#### Exercise objective:
Extract every line that contains the word "المفترضة".

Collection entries

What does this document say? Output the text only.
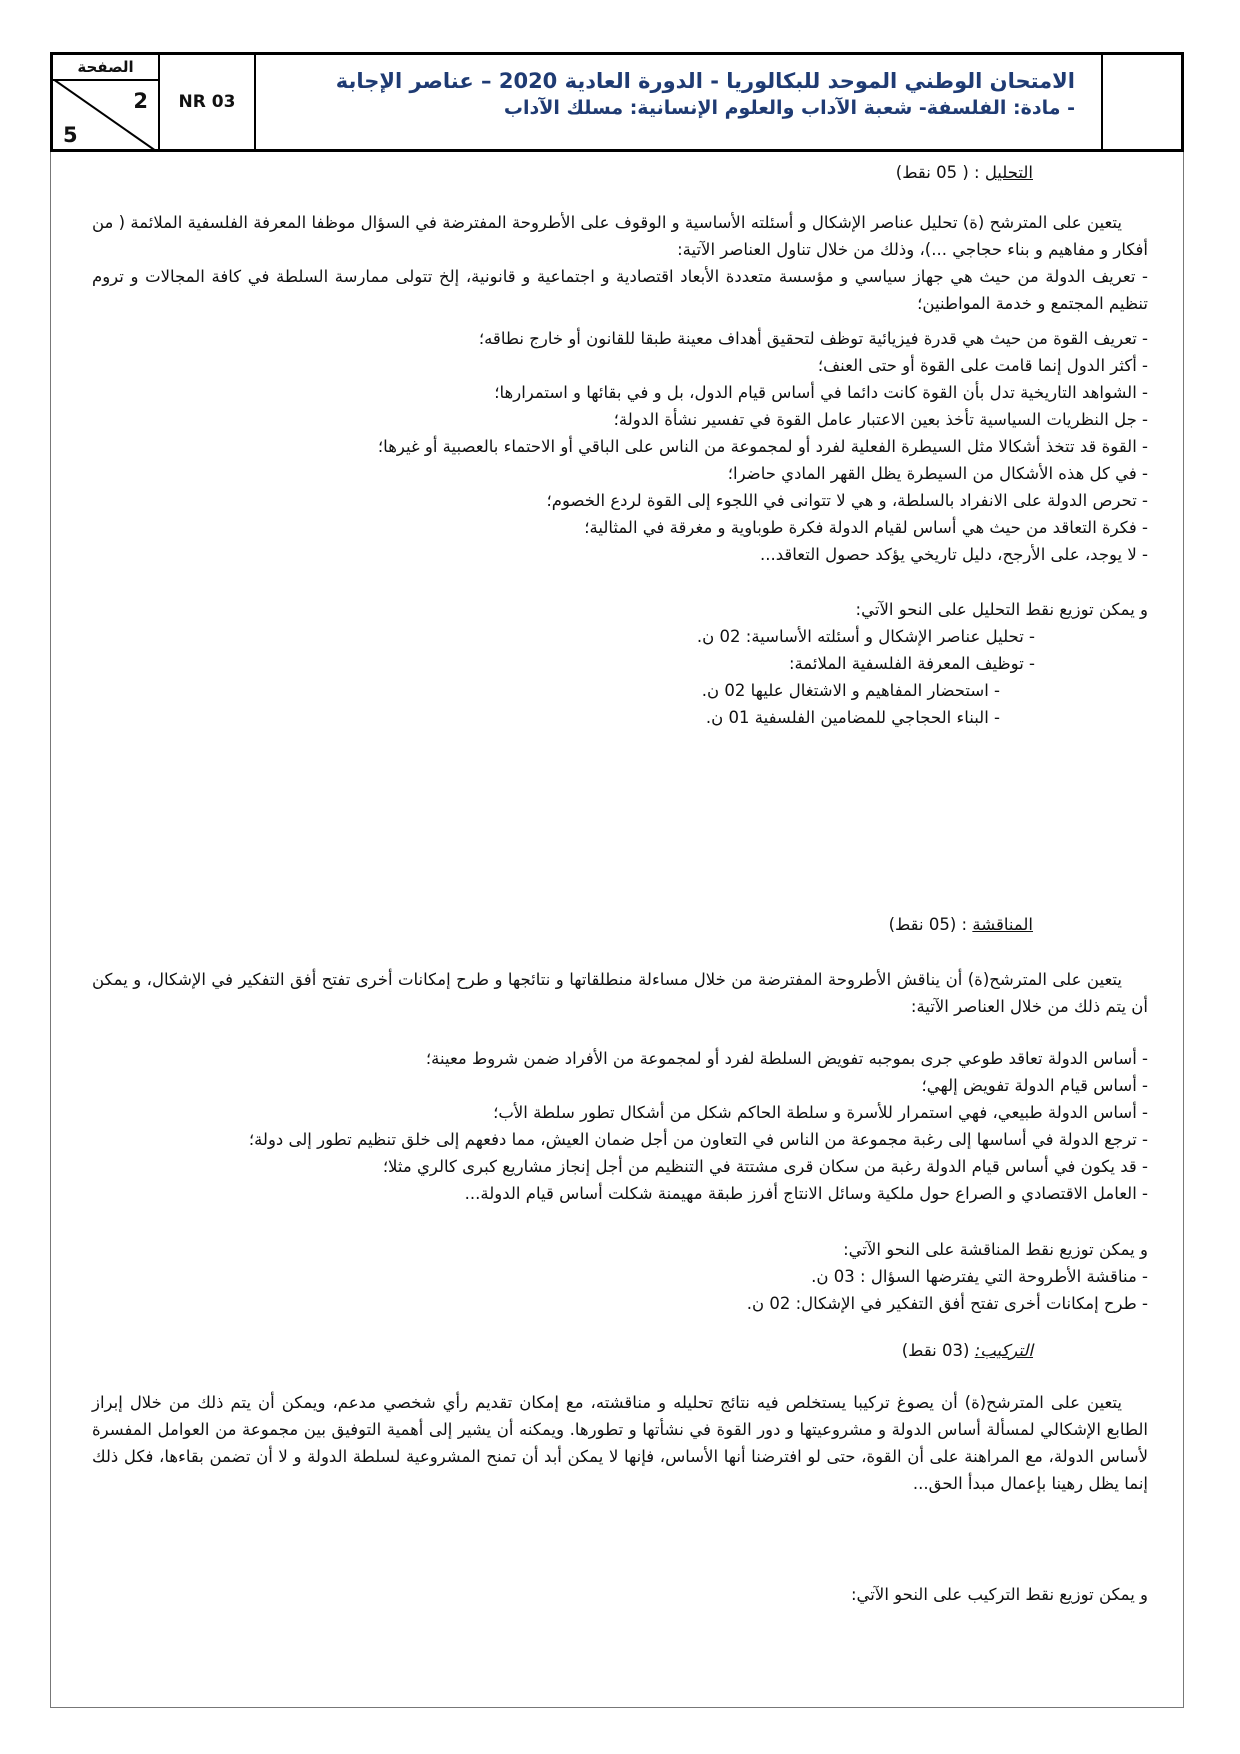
الصفحة
2
5
NR 03
الامتحان الوطني الموحد للبكالوريا - الدورة العادية 2020 – عناصر الإجابة
- مادة: الفلسفة- شعبة الآداب والعلوم الإنسانية: مسلك الآداب
التحليل : ( 05 نقط)
يتعين على المترشح (ة) تحليل عناصر الإشكال و أسئلته الأساسية و الوقوف على الأطروحة المفترضة في السؤال موظفا المعرفة الفلسفية الملائمة ( من أفكار و مفاهيم و بناء حجاجي ...)، وذلك من خلال تناول العناصر الآتية:
- تعريف الدولة من حيث هي جهاز سياسي و مؤسسة متعددة الأبعاد اقتصادية و اجتماعية و قانونية، إلخ تتولى ممارسة السلطة في كافة المجالات و تروم تنظيم المجتمع و خدمة المواطنين؛
- تعريف القوة من حيث هي قدرة فيزيائية توظف لتحقيق أهداف معينة طبقا للقانون أو خارج نطاقه؛
- أكثر الدول إنما قامت على القوة أو حتى العنف؛
- الشواهد التاريخية تدل بأن القوة كانت دائما في أساس قيام الدول، بل و في بقائها و استمرارها؛
- جل النظريات السياسية تأخذ بعين الاعتبار عامل القوة في تفسير نشأة الدولة؛
- القوة قد تتخذ أشكالا مثل السيطرة الفعلية لفرد أو لمجموعة من الناس على الباقي أو الاحتماء بالعصبية أو غيرها؛
- في كل هذه الأشكال من السيطرة يظل القهر المادي حاضرا؛
- تحرص الدولة على الانفراد بالسلطة، و هي لا تتوانى في اللجوء إلى القوة لردع الخصوم؛
- فكرة التعاقد من حيث هي أساس لقيام الدولة فكرة طوباوية و مغرقة في المثالية؛
- لا يوجد، على الأرجح، دليل تاريخي يؤكد حصول التعاقد...
و يمكن توزيع نقط التحليل على النحو الآتي:
- تحليل عناصر الإشكال و أسئلته الأساسية: 02 ن.
- توظيف المعرفة الفلسفية الملائمة:
- استحضار المفاهيم و الاشتغال عليها 02 ن.
- البناء الحجاجي للمضامين الفلسفية 01 ن.
المناقشة : (05 نقط)
يتعين على المترشح(ة) أن يناقش الأطروحة المفترضة من خلال مساءلة منطلقاتها و نتائجها و طرح إمكانات أخرى تفتح أفق التفكير في الإشكال، و يمكن أن يتم ذلك من خلال العناصر الآتية:
- أساس الدولة تعاقد طوعي جرى بموجبه تفويض السلطة لفرد أو لمجموعة من الأفراد ضمن شروط معينة؛
- أساس قيام الدولة تفويض إلهي؛
- أساس الدولة طبيعي، فهي استمرار للأسرة و سلطة الحاكم شكل من أشكال تطور سلطة الأب؛
- ترجع الدولة في أساسها إلى رغبة مجموعة من الناس في التعاون من أجل ضمان العيش، مما دفعهم إلى خلق تنظيم تطور إلى دولة؛
- قد يكون في أساس قيام الدولة رغبة من سكان قرى مشتتة في التنظيم من أجل إنجاز مشاريع كبرى كالري مثلا؛
- العامل الاقتصادي و الصراع حول ملكية وسائل الانتاج أفرز طبقة مهيمنة شكلت أساس قيام الدولة...
و يمكن توزيع نقط المناقشة على النحو الآتي:
- مناقشة الأطروحة التي يفترضها السؤال : 03 ن.
- طرح إمكانات أخرى تفتح أفق التفكير في الإشكال: 02 ن.
التركيب: (03 نقط)
يتعين على المترشح(ة) أن يصوغ تركيبا يستخلص فيه نتائج تحليله و مناقشته، مع إمكان تقديم رأي شخصي مدعم، ويمكن أن يتم ذلك من خلال إبراز الطابع الإشكالي لمسألة أساس الدولة و مشروعيتها و دور القوة في نشأتها و تطورها. ويمكنه أن يشير إلى أهمية التوفيق بين مجموعة من العوامل المفسرة لأساس الدولة، مع المراهنة على أن القوة، حتى لو افترضنا أنها الأساس، فإنها لا يمكن أبد أن تمنح المشروعية لسلطة الدولة و لا أن تضمن بقاءها، فكل ذلك إنما يظل رهينا بإعمال مبدأ الحق...
و يمكن توزيع نقط التركيب على النحو الآتي:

#### Task answer:
يتعين على المترشح (ة) تحليل عناصر الإشكال و أسئلته الأساسية و الوقوف على الأطروحة المفترضة في السؤال موظفا المعرفة الفلسفية الملائمة ( من أفكار و مفاهيم و بناء حجاجي ...)، وذلك من خلال تناول العناصر الآتية:
يتعين على المترشح(ة) أن يناقش الأطروحة المفترضة من خلال مساءلة منطلقاتها و نتائجها و طرح إمكانات أخرى تفتح أفق التفكير في الإشكال، و يمكن أن يتم ذلك من خلال العناصر الآتية:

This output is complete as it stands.